- Instruction
Comb through the entries for "Характеристики" and pull out each line that holds it.

______

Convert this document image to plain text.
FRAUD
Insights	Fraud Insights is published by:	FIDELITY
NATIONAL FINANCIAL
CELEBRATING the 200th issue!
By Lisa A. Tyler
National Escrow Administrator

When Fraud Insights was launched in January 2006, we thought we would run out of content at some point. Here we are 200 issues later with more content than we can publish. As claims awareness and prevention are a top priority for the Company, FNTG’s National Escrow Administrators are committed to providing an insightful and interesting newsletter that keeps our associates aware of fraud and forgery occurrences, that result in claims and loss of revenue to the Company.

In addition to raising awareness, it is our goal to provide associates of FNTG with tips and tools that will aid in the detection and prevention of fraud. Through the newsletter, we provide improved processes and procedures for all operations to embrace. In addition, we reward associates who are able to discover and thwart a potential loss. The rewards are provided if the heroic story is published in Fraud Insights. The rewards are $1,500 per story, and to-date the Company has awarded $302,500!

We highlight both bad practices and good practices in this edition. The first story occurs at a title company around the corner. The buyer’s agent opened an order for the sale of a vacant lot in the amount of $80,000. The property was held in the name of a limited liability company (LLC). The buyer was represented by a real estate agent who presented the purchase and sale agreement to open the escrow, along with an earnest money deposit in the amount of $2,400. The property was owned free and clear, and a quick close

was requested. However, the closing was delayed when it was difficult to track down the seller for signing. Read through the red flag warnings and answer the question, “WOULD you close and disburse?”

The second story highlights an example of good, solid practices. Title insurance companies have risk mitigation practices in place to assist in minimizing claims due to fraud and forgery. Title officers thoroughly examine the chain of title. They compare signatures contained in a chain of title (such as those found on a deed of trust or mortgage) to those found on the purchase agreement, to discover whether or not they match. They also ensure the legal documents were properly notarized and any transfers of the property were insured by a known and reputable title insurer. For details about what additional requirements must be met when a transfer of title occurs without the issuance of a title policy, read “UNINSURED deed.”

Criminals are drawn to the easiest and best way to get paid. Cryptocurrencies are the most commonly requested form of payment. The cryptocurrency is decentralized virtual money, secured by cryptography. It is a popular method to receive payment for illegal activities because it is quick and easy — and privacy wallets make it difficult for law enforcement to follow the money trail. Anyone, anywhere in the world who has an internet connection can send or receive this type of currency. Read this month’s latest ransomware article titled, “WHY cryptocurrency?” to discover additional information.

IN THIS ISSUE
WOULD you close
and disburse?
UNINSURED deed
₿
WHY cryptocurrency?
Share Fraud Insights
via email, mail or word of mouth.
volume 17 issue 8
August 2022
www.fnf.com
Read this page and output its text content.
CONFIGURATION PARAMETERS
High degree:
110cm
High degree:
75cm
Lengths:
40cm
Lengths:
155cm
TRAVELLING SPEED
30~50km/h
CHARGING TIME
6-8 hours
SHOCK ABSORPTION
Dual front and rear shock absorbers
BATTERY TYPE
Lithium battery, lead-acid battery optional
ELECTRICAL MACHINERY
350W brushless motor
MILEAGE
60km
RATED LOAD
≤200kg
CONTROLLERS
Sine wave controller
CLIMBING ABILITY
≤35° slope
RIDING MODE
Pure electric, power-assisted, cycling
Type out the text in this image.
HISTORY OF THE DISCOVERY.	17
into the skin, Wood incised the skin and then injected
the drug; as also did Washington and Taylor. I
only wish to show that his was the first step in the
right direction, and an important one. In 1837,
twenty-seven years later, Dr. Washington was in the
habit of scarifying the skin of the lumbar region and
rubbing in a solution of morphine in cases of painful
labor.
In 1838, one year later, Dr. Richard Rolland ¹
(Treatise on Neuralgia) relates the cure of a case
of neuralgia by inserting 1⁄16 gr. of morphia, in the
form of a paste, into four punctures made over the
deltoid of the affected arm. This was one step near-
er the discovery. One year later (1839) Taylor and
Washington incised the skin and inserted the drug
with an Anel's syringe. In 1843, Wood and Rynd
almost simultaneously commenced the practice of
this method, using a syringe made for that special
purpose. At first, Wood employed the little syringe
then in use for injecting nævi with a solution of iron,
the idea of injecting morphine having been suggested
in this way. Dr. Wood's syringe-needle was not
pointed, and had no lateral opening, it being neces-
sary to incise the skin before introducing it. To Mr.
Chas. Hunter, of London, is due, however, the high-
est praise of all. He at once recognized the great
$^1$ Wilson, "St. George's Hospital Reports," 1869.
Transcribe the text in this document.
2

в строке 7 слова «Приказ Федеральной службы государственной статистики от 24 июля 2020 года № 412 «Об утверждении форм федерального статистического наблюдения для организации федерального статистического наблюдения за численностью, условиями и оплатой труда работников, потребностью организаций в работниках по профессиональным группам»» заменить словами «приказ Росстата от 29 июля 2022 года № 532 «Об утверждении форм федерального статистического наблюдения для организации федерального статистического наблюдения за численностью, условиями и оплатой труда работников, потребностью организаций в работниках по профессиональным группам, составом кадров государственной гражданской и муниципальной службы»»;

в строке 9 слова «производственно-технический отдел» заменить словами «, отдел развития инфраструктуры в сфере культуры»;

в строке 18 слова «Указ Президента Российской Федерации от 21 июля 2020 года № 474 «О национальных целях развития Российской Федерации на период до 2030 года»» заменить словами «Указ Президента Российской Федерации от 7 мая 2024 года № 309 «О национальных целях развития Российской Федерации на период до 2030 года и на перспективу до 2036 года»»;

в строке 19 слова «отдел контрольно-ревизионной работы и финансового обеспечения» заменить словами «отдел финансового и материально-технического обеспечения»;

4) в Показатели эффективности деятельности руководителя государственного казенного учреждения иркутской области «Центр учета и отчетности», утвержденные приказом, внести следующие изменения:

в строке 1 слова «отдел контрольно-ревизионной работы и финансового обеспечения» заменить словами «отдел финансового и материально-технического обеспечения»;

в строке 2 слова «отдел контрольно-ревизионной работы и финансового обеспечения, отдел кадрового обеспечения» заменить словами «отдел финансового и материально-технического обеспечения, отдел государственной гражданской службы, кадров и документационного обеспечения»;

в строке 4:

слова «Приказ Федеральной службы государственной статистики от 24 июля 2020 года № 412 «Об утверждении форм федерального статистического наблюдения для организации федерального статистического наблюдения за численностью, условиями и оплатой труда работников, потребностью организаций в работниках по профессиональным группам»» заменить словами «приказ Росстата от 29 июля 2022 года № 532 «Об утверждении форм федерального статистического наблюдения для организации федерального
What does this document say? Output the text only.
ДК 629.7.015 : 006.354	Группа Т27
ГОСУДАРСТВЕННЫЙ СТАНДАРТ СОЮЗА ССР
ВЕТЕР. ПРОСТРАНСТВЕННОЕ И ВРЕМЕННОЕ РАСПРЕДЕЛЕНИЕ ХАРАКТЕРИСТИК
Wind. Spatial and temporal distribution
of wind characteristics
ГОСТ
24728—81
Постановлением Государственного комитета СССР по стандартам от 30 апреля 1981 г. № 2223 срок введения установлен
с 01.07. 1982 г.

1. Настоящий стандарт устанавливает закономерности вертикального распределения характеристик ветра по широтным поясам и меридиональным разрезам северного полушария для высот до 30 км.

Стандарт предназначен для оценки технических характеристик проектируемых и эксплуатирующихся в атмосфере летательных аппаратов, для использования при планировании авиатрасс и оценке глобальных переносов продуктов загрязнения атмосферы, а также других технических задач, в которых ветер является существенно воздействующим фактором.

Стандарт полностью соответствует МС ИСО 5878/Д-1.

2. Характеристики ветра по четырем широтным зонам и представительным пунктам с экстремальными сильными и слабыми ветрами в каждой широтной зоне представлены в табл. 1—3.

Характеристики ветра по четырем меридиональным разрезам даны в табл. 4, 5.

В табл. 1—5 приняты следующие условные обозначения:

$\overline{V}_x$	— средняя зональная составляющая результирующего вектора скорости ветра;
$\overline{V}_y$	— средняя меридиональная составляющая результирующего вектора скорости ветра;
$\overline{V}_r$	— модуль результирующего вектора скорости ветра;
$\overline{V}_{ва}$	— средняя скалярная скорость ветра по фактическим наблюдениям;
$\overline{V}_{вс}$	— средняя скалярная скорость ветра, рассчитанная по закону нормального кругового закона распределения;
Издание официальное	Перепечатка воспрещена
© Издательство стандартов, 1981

______

- Worked solution
2. Характеристики ветра по четырем широтным зонам и представительным пунктам с экстремальными сильными и слабыми ветрами в каждой широтной зоне представлены в табл. 1—3.
Характеристики ветра по четырем меридиональным разрезам даны в табл. 4, 5.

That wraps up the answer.